> **WHAT THIS TASK INVOLVES**:
Locate the lines where "JSON" occurs and copy them as they stand.

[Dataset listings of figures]

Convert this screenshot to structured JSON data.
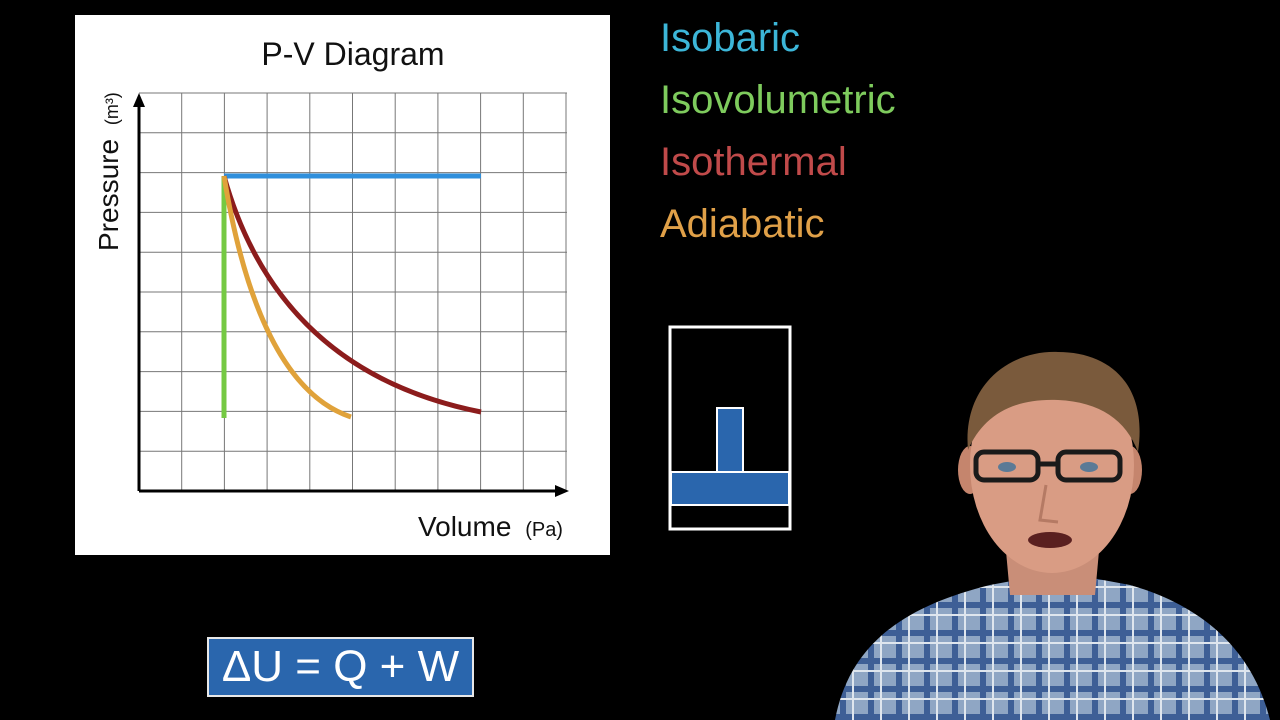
{
  "diagram": {
    "title": "P-V Diagram",
    "ylabel": "Pressure",
    "ylabel_unit": "(m³)",
    "xlabel": "Volume",
    "xlabel_unit": "(Pa)"
  },
  "legend": [
    {
      "label": "Isobaric",
      "color": "#3cb6d8"
    },
    {
      "label": "Isovolumetric",
      "color": "#7ecb5d"
    },
    {
      "label": "Isothermal",
      "color": "#c04a4a"
    },
    {
      "label": "Adiabatic",
      "color": "#e0a048"
    }
  ],
  "equation": "ΔU = Q + W",
  "colors": {
    "isobaric_line": "#2f8fdc",
    "isovolumetric_line": "#75c943",
    "isothermal_line": "#8c1c1c",
    "adiabatic_line": "#e0a23a",
    "piston_fill": "#2a66ad"
  }
}
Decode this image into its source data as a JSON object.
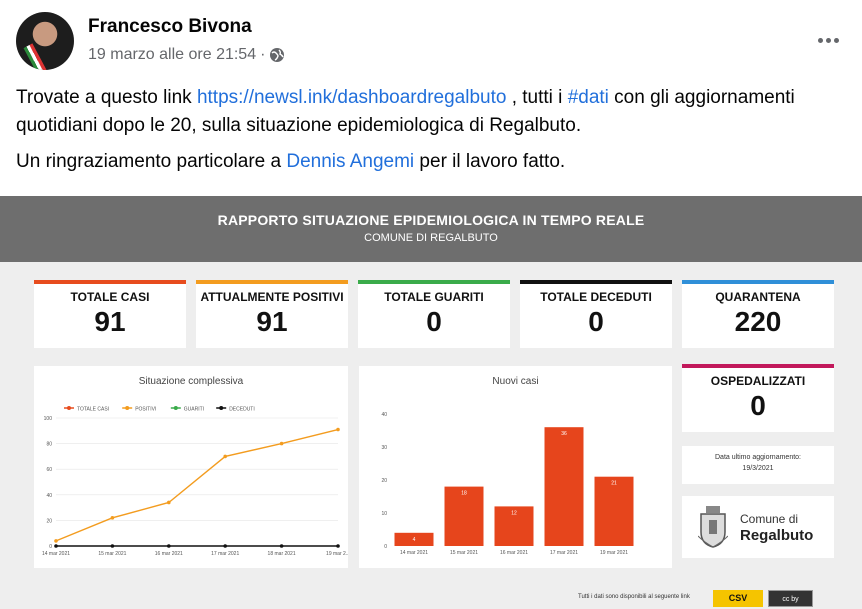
{
  "post": {
    "author": "Francesco Bivona",
    "timestamp": "19 marzo alle ore 21:54",
    "separator": "·",
    "line1_a": "Trovate a questo link ",
    "line1_link": "https://newsl.ink/dashboardregalbuto",
    "line1_b": " , tutti i ",
    "line1_hashtag": "#dati",
    "line1_c": " con gli aggiornamenti quotidiani dopo le 20, sulla situazione epidemiologica di Regalbuto.",
    "line2_a": "Un ringraziamento particolare a ",
    "line2_mention": "Dennis Angemi",
    "line2_b": " per il lavoro fatto."
  },
  "icons": {
    "globe": "globe-icon",
    "more": "more-options-icon",
    "avatar": "profile-avatar"
  },
  "dashboard": {
    "title": "RAPPORTO SITUAZIONE EPIDEMIOLOGICA IN TEMPO REALE",
    "subtitle": "COMUNE DI REGALBUTO",
    "kpis": [
      {
        "label": "TOTALE CASI",
        "value": "91",
        "color": "#e74c1e"
      },
      {
        "label": "ATTUALMENTE POSITIVI",
        "value": "91",
        "color": "#f39c1f"
      },
      {
        "label": "TOTALE GUARITI",
        "value": "0",
        "color": "#3aab4a"
      },
      {
        "label": "TOTALE DECEDUTI",
        "value": "0",
        "color": "#111111"
      },
      {
        "label": "QUARANTENA",
        "value": "220",
        "color": "#2f8fd8"
      }
    ],
    "ospedalizzati": {
      "label": "OSPEDALIZZATI",
      "value": "0",
      "color": "#c2185b"
    },
    "update": {
      "label": "Data ultimo aggiornamento:",
      "value": "19/3/2021"
    },
    "logo": {
      "line1": "Comune di",
      "line2": "Regalbuto"
    },
    "footer_note": "Tutti i dati sono disponibili al seguente link",
    "csv_label": "CSV",
    "cc_label": "cc by"
  },
  "chart_data": [
    {
      "type": "line",
      "title": "Situazione complessiva",
      "categories": [
        "14 mar 2021",
        "15 mar 2021",
        "16 mar 2021",
        "17 mar 2021",
        "18 mar 2021",
        "19 mar 2..."
      ],
      "series": [
        {
          "name": "TOTALE CASI",
          "color": "#e74c1e",
          "values": [
            null,
            null,
            null,
            null,
            null,
            null
          ]
        },
        {
          "name": "POSITIVI",
          "color": "#f39c1f",
          "values": [
            4,
            22,
            34,
            70,
            80,
            91
          ]
        },
        {
          "name": "GUARITI",
          "color": "#3aab4a",
          "values": [
            null,
            null,
            null,
            null,
            null,
            null
          ]
        },
        {
          "name": "DECEDUTI",
          "color": "#111111",
          "values": [
            0,
            0,
            0,
            0,
            0,
            0
          ]
        }
      ],
      "yticks": [
        "0",
        "20",
        "40",
        "60",
        "80",
        "100"
      ],
      "ylim": [
        0,
        100
      ]
    },
    {
      "type": "bar",
      "title": "Nuovi casi",
      "categories": [
        "14 mar 2021",
        "15 mar 2021",
        "16 mar 2021",
        "17 mar 2021",
        "19 mar 2021"
      ],
      "values": [
        4,
        18,
        12,
        36,
        21
      ],
      "yticks": [
        "0",
        "10",
        "20",
        "30",
        "40"
      ],
      "ylim": [
        0,
        40
      ],
      "color": "#e6451c"
    }
  ]
}
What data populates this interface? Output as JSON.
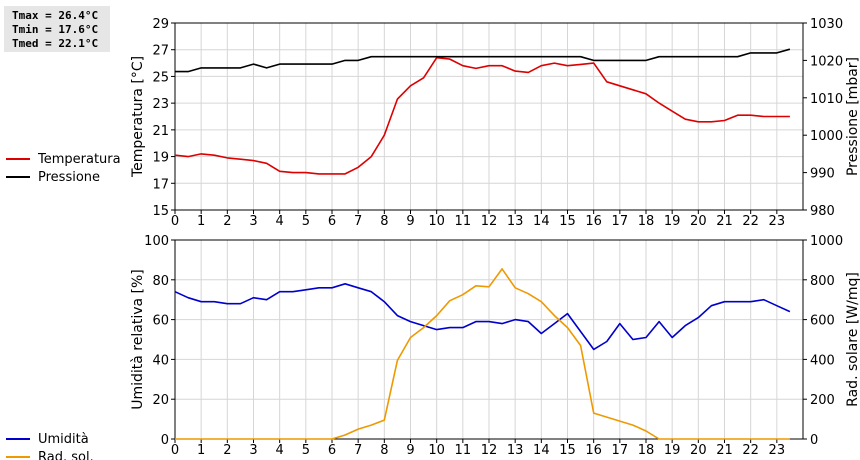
{
  "stats": {
    "tmax": "Tmax = 26.4°C",
    "tmin": "Tmin = 17.6°C",
    "tmed": "Tmed = 22.1°C"
  },
  "chart_data": [
    {
      "type": "line",
      "ylabel": "Temperatura [°C]",
      "y2label": "Pressione [mbar]",
      "xlim": [
        0,
        24
      ],
      "ylim": [
        15,
        29
      ],
      "y2lim": [
        980,
        1030
      ],
      "x_ticks": [
        "0",
        "1",
        "2",
        "3",
        "4",
        "5",
        "6",
        "7",
        "8",
        "9",
        "10",
        "11",
        "12",
        "13",
        "14",
        "15",
        "16",
        "17",
        "18",
        "19",
        "20",
        "21",
        "22",
        "23"
      ],
      "y_ticks": [
        "15",
        "17",
        "19",
        "21",
        "23",
        "25",
        "27",
        "29"
      ],
      "y2_ticks": [
        "980",
        "990",
        "1000",
        "1010",
        "1020",
        "1030"
      ],
      "grid": true,
      "legend_position": "left",
      "series": [
        {
          "name": "Temperatura",
          "axis": "left",
          "color": "#dd0000",
          "x": [
            0,
            0.5,
            1,
            1.5,
            2,
            2.5,
            3,
            3.5,
            4,
            4.5,
            5,
            5.5,
            6,
            6.5,
            7,
            7.5,
            8,
            8.5,
            9,
            9.5,
            10,
            10.5,
            11,
            11.5,
            12,
            12.5,
            13,
            13.5,
            14,
            14.5,
            15,
            15.5,
            16,
            16.5,
            17,
            17.5,
            18,
            18.5,
            19,
            19.5,
            20,
            20.5,
            21,
            21.5,
            22,
            22.5,
            23,
            23.5
          ],
          "y": [
            19.1,
            19.0,
            19.2,
            19.1,
            18.9,
            18.8,
            18.7,
            18.5,
            17.9,
            17.8,
            17.8,
            17.7,
            17.7,
            17.7,
            18.2,
            19.0,
            20.6,
            23.3,
            24.3,
            24.9,
            26.4,
            26.3,
            25.8,
            25.6,
            25.8,
            25.8,
            25.4,
            25.3,
            25.8,
            26.0,
            25.8,
            25.9,
            26.0,
            24.6,
            24.3,
            24.0,
            23.7,
            23.0,
            22.4,
            21.8,
            21.6,
            21.6,
            21.7,
            22.1,
            22.1,
            22.0,
            22.0,
            22.0
          ]
        },
        {
          "name": "Pressione",
          "axis": "right",
          "color": "#000000",
          "x": [
            0,
            0.5,
            1,
            1.5,
            2,
            2.5,
            3,
            3.5,
            4,
            4.5,
            5,
            5.5,
            6,
            6.5,
            7,
            7.5,
            8,
            8.5,
            9,
            9.5,
            10,
            10.5,
            11,
            11.5,
            12,
            12.5,
            13,
            13.5,
            14,
            14.5,
            15,
            15.5,
            16,
            16.5,
            17,
            17.5,
            18,
            18.5,
            19,
            19.5,
            20,
            20.5,
            21,
            21.5,
            22,
            22.5,
            23,
            23.5
          ],
          "y": [
            1017,
            1017,
            1018,
            1018,
            1018,
            1018,
            1019,
            1018,
            1019,
            1019,
            1019,
            1019,
            1019,
            1020,
            1020,
            1021,
            1021,
            1021,
            1021,
            1021,
            1021,
            1021,
            1021,
            1021,
            1021,
            1021,
            1021,
            1021,
            1021,
            1021,
            1021,
            1021,
            1020,
            1020,
            1020,
            1020,
            1020,
            1021,
            1021,
            1021,
            1021,
            1021,
            1021,
            1021,
            1022,
            1022,
            1022,
            1023
          ]
        }
      ]
    },
    {
      "type": "line",
      "ylabel": "Umidità relativa [%]",
      "y2label": "Rad. solare [W/mq]",
      "xlim": [
        0,
        24
      ],
      "ylim": [
        0,
        100
      ],
      "y2lim": [
        0,
        1000
      ],
      "x_ticks": [
        "0",
        "1",
        "2",
        "3",
        "4",
        "5",
        "6",
        "7",
        "8",
        "9",
        "10",
        "11",
        "12",
        "13",
        "14",
        "15",
        "16",
        "17",
        "18",
        "19",
        "20",
        "21",
        "22",
        "23"
      ],
      "y_ticks": [
        "0",
        "20",
        "40",
        "60",
        "80",
        "100"
      ],
      "y2_ticks": [
        "0",
        "200",
        "400",
        "600",
        "800",
        "1000"
      ],
      "grid": true,
      "legend_position": "left",
      "series": [
        {
          "name": "Umidità",
          "axis": "left",
          "color": "#0000cc",
          "x": [
            0,
            0.5,
            1,
            1.5,
            2,
            2.5,
            3,
            3.5,
            4,
            4.5,
            5,
            5.5,
            6,
            6.5,
            7,
            7.5,
            8,
            8.5,
            9,
            9.5,
            10,
            10.5,
            11,
            11.5,
            12,
            12.5,
            13,
            13.5,
            14,
            14.5,
            15,
            15.5,
            16,
            16.5,
            17,
            17.5,
            18,
            18.5,
            19,
            19.5,
            20,
            20.5,
            21,
            21.5,
            22,
            22.5,
            23,
            23.5
          ],
          "y": [
            74,
            71,
            69,
            69,
            68,
            68,
            71,
            70,
            74,
            74,
            75,
            76,
            76,
            78,
            76,
            74,
            69,
            62,
            59,
            57,
            55,
            56,
            56,
            59,
            59,
            58,
            60,
            59,
            53,
            58,
            63,
            54,
            45,
            49,
            58,
            50,
            51,
            59,
            51,
            57,
            61,
            67,
            69,
            69,
            69,
            70,
            67,
            64
          ]
        },
        {
          "name": "Rad. sol.",
          "axis": "right",
          "color": "#ee9900",
          "x": [
            0,
            0.5,
            1,
            1.5,
            2,
            2.5,
            3,
            3.5,
            4,
            4.5,
            5,
            5.5,
            6,
            6.5,
            7,
            7.5,
            8,
            8.5,
            9,
            9.5,
            10,
            10.5,
            11,
            11.5,
            12,
            12.5,
            13,
            13.5,
            14,
            14.5,
            15,
            15.5,
            16,
            16.5,
            17,
            17.5,
            18,
            18.5,
            19,
            19.5,
            20,
            20.5,
            21,
            21.5,
            22,
            22.5,
            23,
            23.5
          ],
          "y": [
            0,
            0,
            0,
            0,
            0,
            0,
            0,
            0,
            0,
            0,
            0,
            0,
            0,
            20,
            50,
            70,
            95,
            395,
            510,
            560,
            620,
            695,
            725,
            770,
            765,
            855,
            760,
            730,
            690,
            620,
            560,
            470,
            130,
            110,
            90,
            70,
            40,
            0,
            0,
            0,
            0,
            0,
            0,
            0,
            0,
            0,
            0,
            0
          ]
        }
      ]
    }
  ]
}
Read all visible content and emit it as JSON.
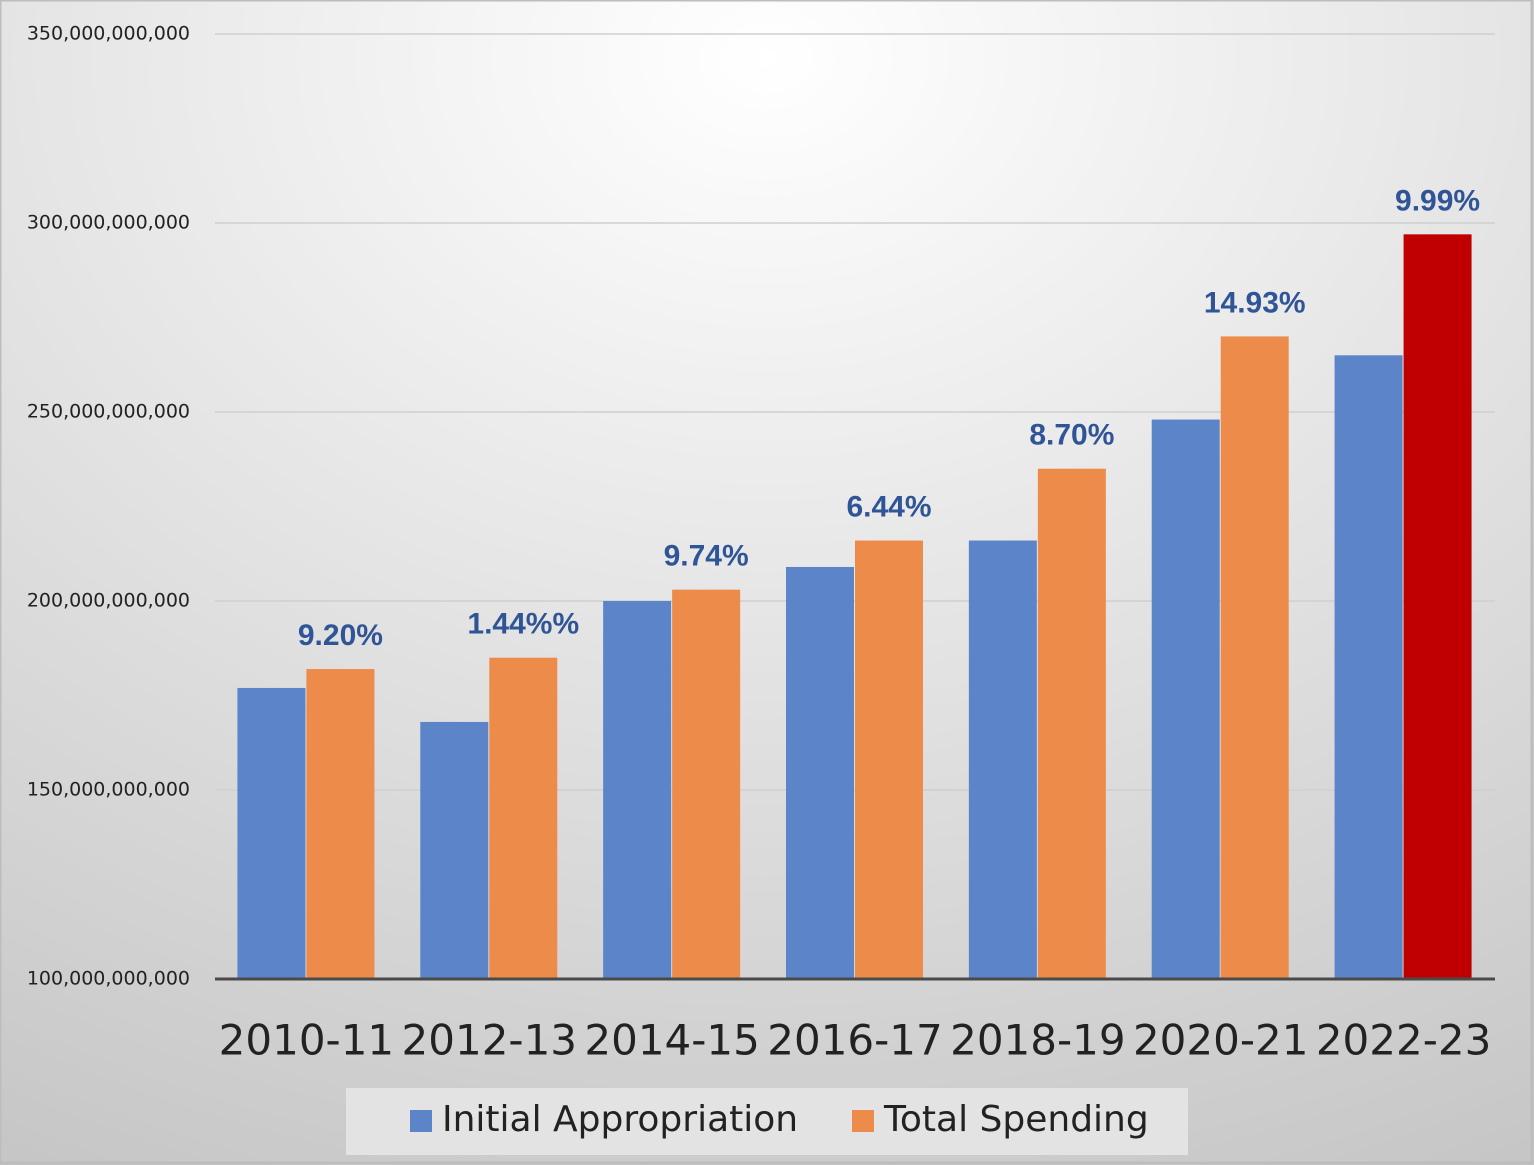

> **COMPLETE RESPONSE**:
Convert this screenshot to structured JSON data.
Decode this image into its source data as a JSON object.
What data populates this interface? Output as JSON.
Read all visible content and emit it as JSON.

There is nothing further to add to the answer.